(Stored data)

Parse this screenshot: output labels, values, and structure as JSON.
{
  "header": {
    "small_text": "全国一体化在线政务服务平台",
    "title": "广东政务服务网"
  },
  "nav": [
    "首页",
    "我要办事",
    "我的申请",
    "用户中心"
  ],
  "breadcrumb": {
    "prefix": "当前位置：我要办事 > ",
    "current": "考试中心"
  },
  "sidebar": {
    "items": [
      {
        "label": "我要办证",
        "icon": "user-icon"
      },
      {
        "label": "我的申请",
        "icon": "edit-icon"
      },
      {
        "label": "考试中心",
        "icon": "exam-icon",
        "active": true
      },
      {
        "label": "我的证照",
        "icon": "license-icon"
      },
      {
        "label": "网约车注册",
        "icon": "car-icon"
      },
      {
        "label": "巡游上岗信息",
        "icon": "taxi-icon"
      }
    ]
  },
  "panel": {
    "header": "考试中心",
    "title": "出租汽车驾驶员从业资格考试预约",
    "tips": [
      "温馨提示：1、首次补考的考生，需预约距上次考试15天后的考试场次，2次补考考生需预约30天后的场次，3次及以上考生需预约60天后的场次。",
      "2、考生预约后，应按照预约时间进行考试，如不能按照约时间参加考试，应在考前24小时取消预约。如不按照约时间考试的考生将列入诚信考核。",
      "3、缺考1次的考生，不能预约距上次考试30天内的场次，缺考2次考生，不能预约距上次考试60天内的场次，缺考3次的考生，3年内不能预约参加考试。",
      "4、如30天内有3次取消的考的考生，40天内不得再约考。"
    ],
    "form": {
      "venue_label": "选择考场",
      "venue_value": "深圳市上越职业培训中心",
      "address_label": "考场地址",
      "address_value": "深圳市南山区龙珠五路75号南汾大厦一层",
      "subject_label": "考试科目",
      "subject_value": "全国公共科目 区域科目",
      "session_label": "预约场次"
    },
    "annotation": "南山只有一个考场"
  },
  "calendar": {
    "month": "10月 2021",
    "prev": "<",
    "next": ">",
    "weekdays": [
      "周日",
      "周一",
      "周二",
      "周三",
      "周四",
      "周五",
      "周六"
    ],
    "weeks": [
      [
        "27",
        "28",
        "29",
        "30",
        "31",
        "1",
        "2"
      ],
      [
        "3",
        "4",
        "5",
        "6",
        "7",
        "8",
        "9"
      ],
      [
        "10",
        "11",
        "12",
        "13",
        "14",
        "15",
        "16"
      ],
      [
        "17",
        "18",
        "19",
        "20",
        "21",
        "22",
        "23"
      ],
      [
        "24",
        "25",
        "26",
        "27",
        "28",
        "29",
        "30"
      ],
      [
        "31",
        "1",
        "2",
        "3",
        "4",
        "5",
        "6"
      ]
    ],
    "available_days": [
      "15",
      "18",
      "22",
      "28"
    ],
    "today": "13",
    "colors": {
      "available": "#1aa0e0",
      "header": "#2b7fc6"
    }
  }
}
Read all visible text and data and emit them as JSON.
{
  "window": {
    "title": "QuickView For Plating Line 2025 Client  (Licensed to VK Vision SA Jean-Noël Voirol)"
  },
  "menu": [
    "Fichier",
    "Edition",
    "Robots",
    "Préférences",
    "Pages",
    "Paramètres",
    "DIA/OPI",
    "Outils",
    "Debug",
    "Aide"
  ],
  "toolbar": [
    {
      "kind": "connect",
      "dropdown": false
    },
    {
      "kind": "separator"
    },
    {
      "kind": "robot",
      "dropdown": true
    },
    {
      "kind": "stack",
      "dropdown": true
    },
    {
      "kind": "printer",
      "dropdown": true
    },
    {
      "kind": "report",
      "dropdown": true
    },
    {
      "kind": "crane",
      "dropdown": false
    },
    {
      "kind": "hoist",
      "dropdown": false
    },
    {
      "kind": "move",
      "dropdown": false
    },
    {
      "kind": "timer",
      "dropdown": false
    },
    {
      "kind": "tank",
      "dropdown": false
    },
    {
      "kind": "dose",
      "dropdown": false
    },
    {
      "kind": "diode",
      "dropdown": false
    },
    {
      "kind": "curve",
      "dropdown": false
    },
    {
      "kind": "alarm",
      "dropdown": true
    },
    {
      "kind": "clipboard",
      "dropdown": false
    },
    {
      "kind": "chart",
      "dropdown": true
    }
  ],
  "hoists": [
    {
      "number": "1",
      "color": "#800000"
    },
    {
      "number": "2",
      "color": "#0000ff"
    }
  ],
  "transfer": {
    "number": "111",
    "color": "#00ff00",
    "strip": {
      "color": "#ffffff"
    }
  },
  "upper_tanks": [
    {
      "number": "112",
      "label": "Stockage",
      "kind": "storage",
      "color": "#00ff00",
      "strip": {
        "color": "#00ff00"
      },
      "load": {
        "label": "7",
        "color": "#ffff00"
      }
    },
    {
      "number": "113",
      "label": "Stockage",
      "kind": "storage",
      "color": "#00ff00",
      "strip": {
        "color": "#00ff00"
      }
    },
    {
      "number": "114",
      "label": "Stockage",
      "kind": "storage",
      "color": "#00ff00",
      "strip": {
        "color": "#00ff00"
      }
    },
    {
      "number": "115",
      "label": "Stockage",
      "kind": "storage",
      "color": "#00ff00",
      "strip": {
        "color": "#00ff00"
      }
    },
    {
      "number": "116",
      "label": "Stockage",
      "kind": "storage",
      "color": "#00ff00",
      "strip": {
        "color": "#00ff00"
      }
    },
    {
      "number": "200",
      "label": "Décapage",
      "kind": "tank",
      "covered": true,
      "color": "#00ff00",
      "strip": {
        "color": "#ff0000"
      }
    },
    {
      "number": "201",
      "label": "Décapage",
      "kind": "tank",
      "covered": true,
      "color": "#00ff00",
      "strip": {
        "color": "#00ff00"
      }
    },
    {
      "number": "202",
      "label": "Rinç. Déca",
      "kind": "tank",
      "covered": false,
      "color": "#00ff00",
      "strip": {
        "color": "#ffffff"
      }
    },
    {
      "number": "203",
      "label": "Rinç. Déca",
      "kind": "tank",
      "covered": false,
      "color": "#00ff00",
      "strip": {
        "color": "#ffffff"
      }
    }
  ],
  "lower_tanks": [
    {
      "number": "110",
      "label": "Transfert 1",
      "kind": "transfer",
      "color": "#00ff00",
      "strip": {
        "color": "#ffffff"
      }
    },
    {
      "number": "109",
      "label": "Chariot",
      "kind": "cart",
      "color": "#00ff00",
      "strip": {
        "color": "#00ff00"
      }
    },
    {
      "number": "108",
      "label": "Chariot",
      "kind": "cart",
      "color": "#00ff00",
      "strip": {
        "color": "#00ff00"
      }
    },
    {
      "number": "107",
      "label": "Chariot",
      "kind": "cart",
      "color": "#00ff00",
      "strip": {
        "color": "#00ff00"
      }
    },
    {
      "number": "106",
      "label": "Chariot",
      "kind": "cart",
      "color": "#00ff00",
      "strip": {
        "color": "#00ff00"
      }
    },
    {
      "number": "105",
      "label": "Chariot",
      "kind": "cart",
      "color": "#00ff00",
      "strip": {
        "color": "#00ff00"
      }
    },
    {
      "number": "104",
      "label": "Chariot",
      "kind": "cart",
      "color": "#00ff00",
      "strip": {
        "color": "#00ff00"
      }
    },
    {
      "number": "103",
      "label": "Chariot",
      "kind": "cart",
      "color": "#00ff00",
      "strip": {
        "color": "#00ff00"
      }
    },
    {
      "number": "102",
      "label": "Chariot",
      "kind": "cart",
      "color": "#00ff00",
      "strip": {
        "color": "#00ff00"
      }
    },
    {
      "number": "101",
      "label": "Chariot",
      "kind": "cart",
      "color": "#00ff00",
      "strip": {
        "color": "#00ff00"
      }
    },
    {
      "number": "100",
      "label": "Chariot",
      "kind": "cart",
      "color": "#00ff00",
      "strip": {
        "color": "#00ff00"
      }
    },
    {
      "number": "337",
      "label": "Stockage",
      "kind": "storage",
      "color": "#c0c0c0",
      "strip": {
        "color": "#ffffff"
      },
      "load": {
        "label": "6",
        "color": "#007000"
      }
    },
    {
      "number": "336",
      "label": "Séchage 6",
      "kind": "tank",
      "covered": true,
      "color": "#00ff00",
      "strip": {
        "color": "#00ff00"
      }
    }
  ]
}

## [Stated goal]
Track down every line with the word "icon" and copy it.

## [The completed task]
        "icon": "user-icon"
        "icon": "edit-icon"
        "icon": "exam-icon",
        "icon": "license-icon"
        "icon": "car-icon"
        "icon": "taxi-icon"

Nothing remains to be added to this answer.